** begin The records **

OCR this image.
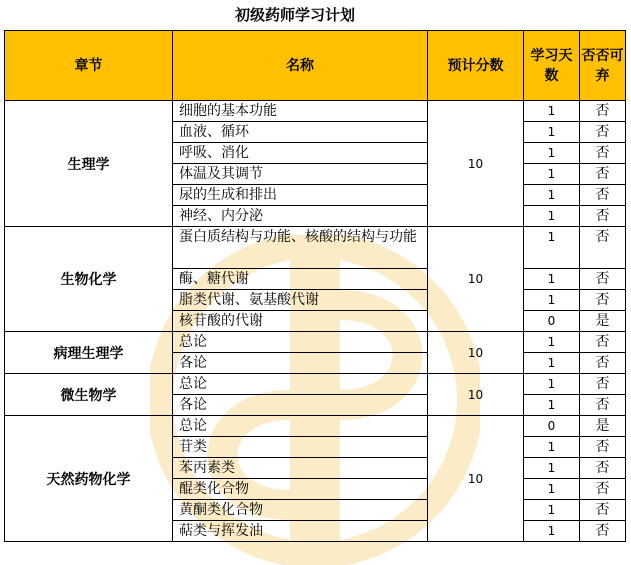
初级药师学习计划
章节	名称	预计分数	学习天数	否否可弃
生理学	细胞的基本功能	10	1	否
	血液、循环		1	否
	呼吸、消化		1	否
	体温及其调节		1	否
	尿的生成和排出		1	否
	神经、内分泌		1	否
生物化学	蛋白质结构与功能、核酸的结构与功能	10	1	否
	酶、糖代谢		1	否
	脂类代谢、氨基酸代谢		1	否
	核苷酸的代谢		0	是
病理生理学	总论	10	1	否
	各论		1	否
微生物学	总论	10	1	否
	各论		1	否
天然药物化学	总论	10	0	是
	苷类		1	否
	苯丙素类		1	否
	醌类化合物		1	否
	黄酮类化合物		1	否
	萜类与挥发油		1	否
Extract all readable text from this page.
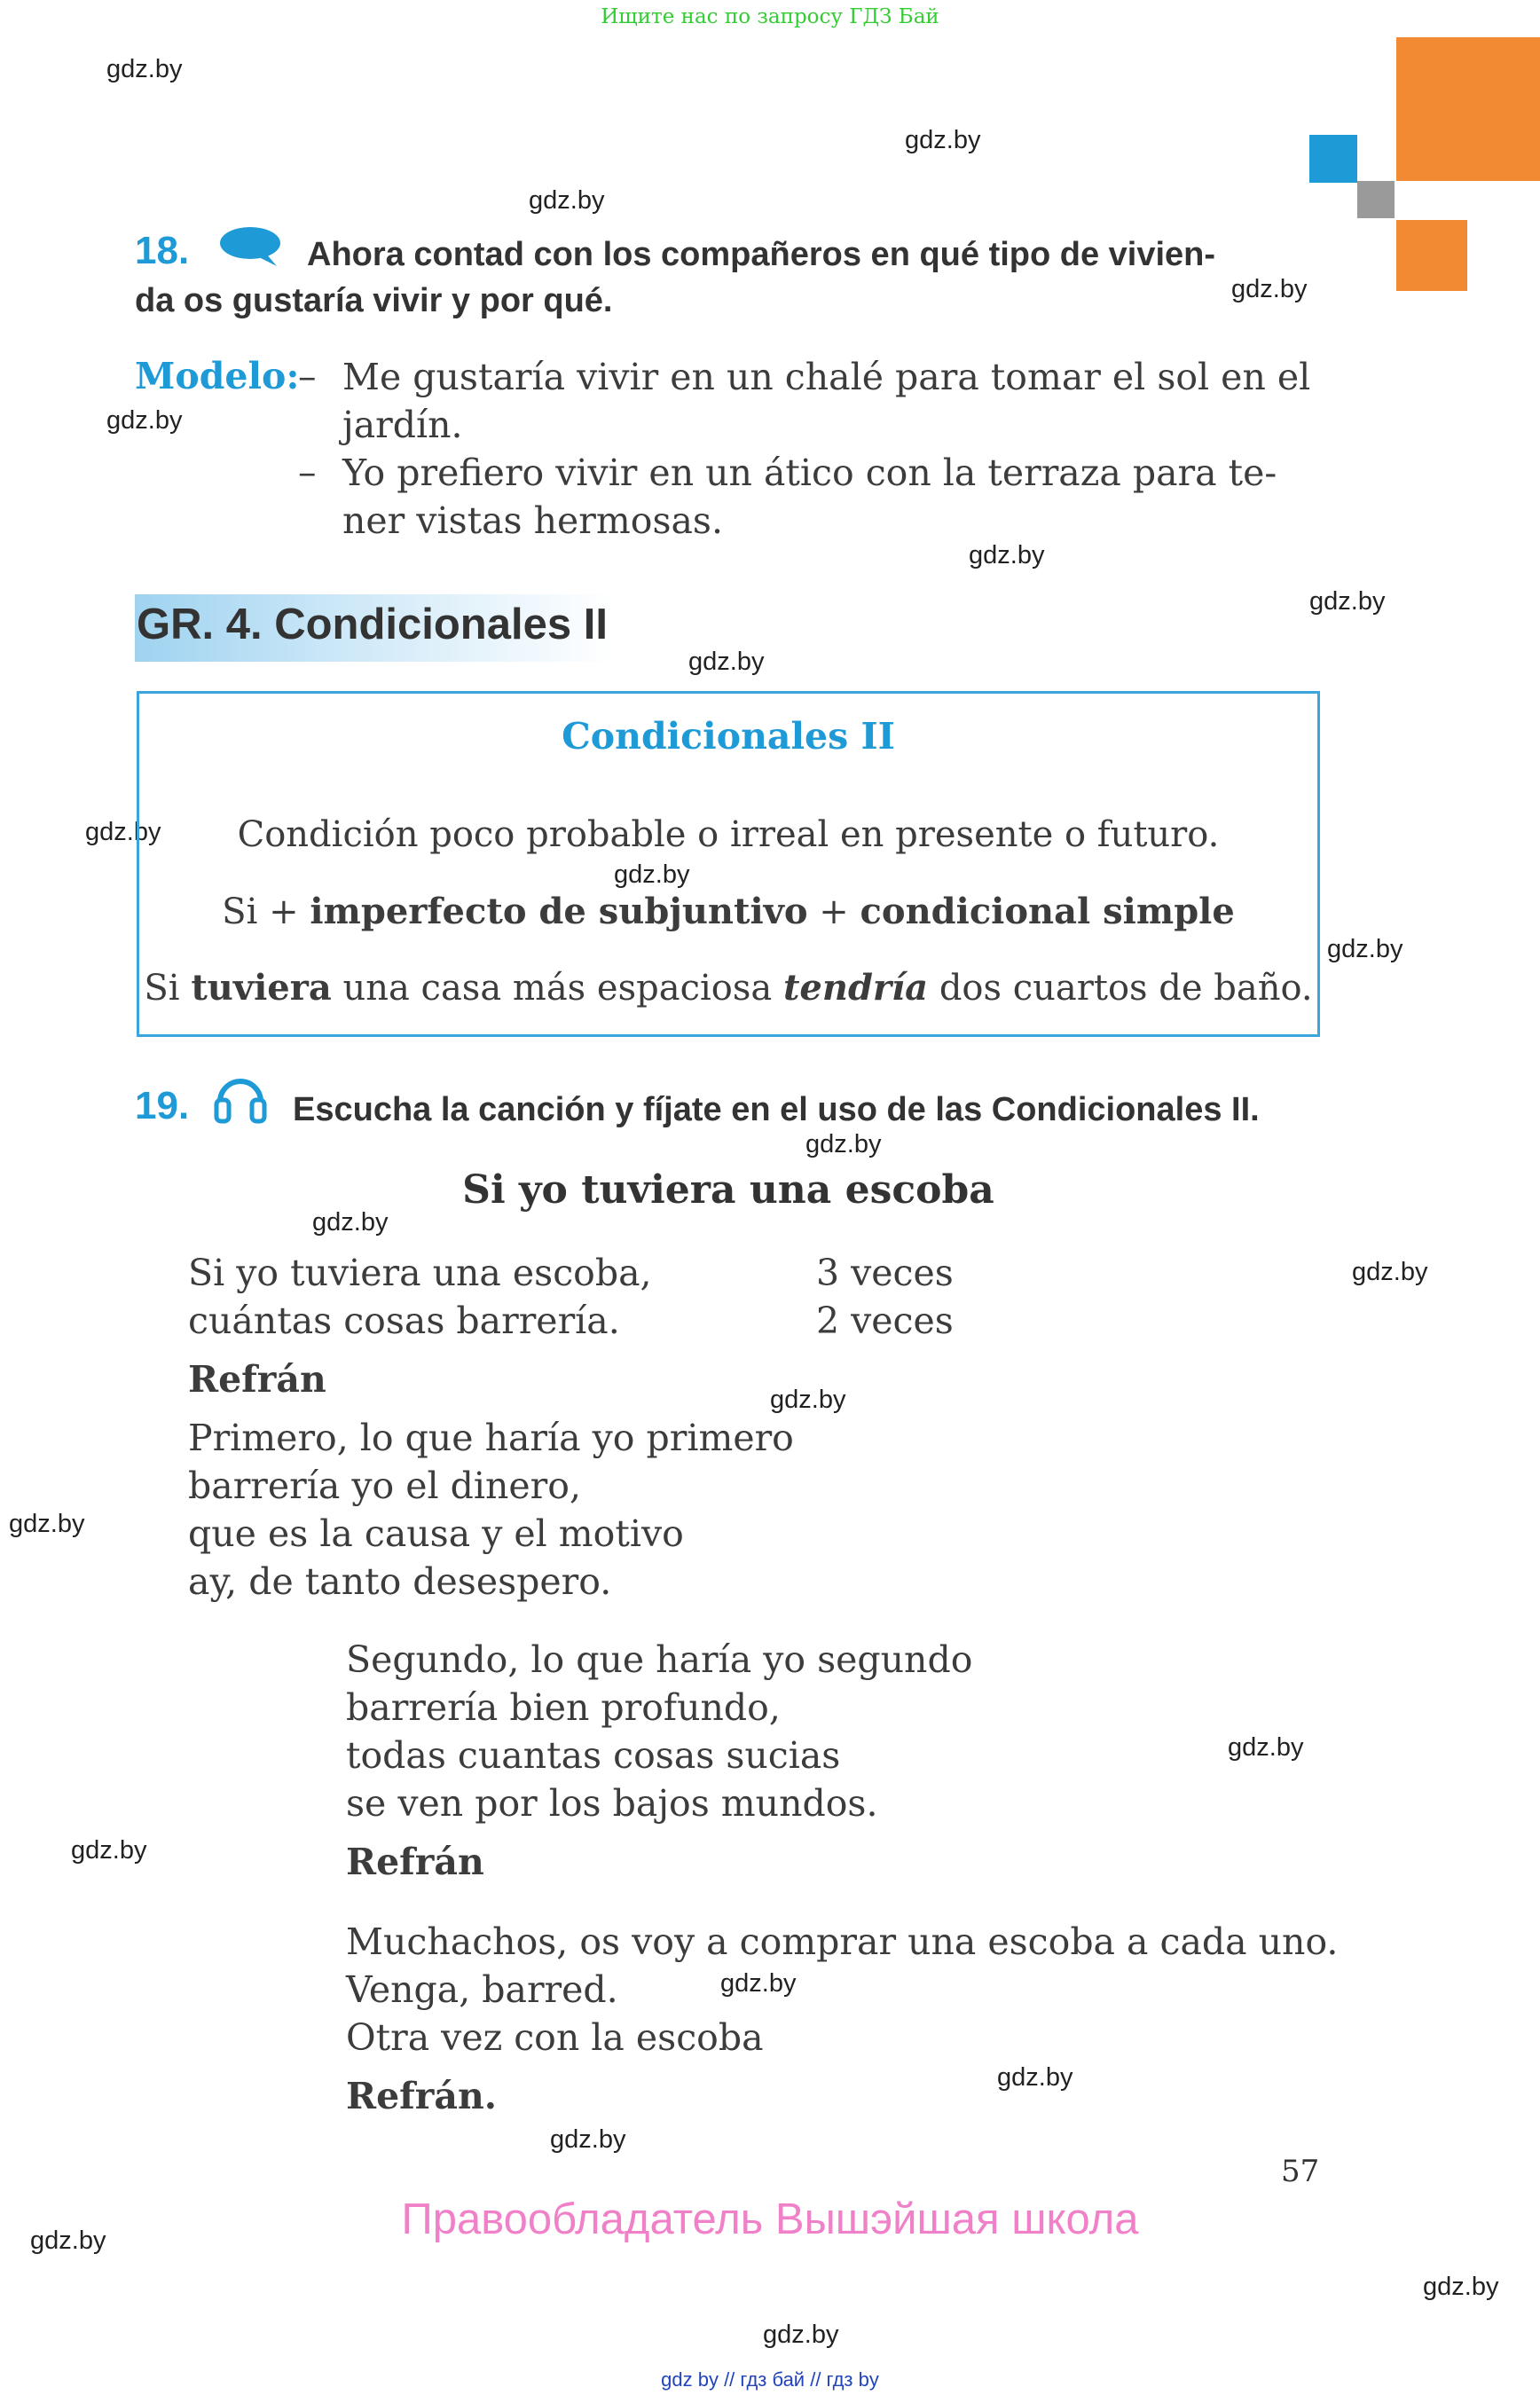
Ищите нас по запросу ГДЗ Бай
gdz.by
gdz.by
gdz.by
gdz.by
gdz.by
gdz.by
gdz.by
gdz.by
gdz.by
gdz.by
gdz.by
gdz.by
gdz.by
gdz.by
gdz.by
gdz.by
gdz.by
gdz.by
gdz.by
gdz.by
gdz.by
gdz.by
gdz.by
gdz.by
18.	Ahora contad con los compañeros en qué tipo de vivien-
da os gustaría vivir y por qué.
Modelo:
– Me gustaría vivir en un chalé para tomar el sol en el
jardín.
– Yo prefiero vivir en un ático con la terraza para te-
ner vistas hermosas.
GR. 4. Condicionales II
Condicionales II
Condición poco probable o irreal en presente o futuro.
Si + imperfecto de subjuntivo + condicional simple
Si tuviera una casa más espaciosa tendría dos cuartos de baño.
19.	Escucha la canción y fíjate en el uso de las Condicionales II.
Si yo tuviera una escoba
Si yo tuviera una escoba,
cuántas cosas barrería.
3 veces
2 veces
Refrán
Primero, lo que haría yo primero
barrería yo el dinero,
que es la causa y el motivo
ay, de tanto desespero.
Segundo, lo que haría yo segundo
barrería bien profundo,
todas cuantas cosas sucias
se ven por los bajos mundos.
Refrán
Muchachos, os voy a comprar una escoba a cada uno.
Venga, barred.
Otra vez con la escoba
Refrán.
57
Правообладатель Вышэйшая школа
gdz by // гдз бай // гдз by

** end The records **

### Task directions
Reproduce the data word for word, excluding its pictures.

### Reply to the task
OCR this image.
初级药师学习计划
章节	名称	预计分数	学习天数	否否可弃
生理学	细胞的基本功能	10	1	否
	血液、循环		1	否
	呼吸、消化		1	否
	体温及其调节		1	否
	尿的生成和排出		1	否
	神经、内分泌		1	否
生物化学	蛋白质结构与功能、核酸的结构与功能	10	1	否
	酶、糖代谢		1	否
	脂类代谢、氨基酸代谢		1	否
	核苷酸的代谢		0	是
病理生理学	总论	10	1	否
	各论		1	否
微生物学	总论	10	1	否
	各论		1	否
天然药物化学	总论	10	0	是
	苷类		1	否
	苯丙素类		1	否
	醌类化合物		1	否
	黄酮类化合物		1	否
	萜类与挥发油		1	否
Extract all readable text from this page.
Ищите нас по запросу ГДЗ Бай
gdz.by
gdz.by
gdz.by
gdz.by
gdz.by
gdz.by
gdz.by
gdz.by
gdz.by
gdz.by
gdz.by
gdz.by
gdz.by
gdz.by
gdz.by
gdz.by
gdz.by
gdz.by
gdz.by
gdz.by
gdz.by
gdz.by
gdz.by
gdz.by
18.	Ahora contad con los compañeros en qué tipo de vivien-
da os gustaría vivir y por qué.
Modelo:
– Me gustaría vivir en un chalé para tomar el sol en el
jardín.
– Yo prefiero vivir en un ático con la terraza para te-
ner vistas hermosas.
GR. 4. Condicionales II
Condicionales II
Condición poco probable o irreal en presente o futuro.
Si + imperfecto de subjuntivo + condicional simple
Si tuviera una casa más espaciosa tendría dos cuartos de baño.
19.	Escucha la canción y fíjate en el uso de las Condicionales II.
Si yo tuviera una escoba
Si yo tuviera una escoba,
cuántas cosas barrería.
3 veces
2 veces
Refrán
Primero, lo que haría yo primero
barrería yo el dinero,
que es la causa y el motivo
ay, de tanto desespero.
Segundo, lo que haría yo segundo
barrería bien profundo,
todas cuantas cosas sucias
se ven por los bajos mundos.
Refrán
Muchachos, os voy a comprar una escoba a cada uno.
Venga, barred.
Otra vez con la escoba
Refrán.
57
Правообладатель Вышэйшая школа
gdz by // гдз бай // гдз by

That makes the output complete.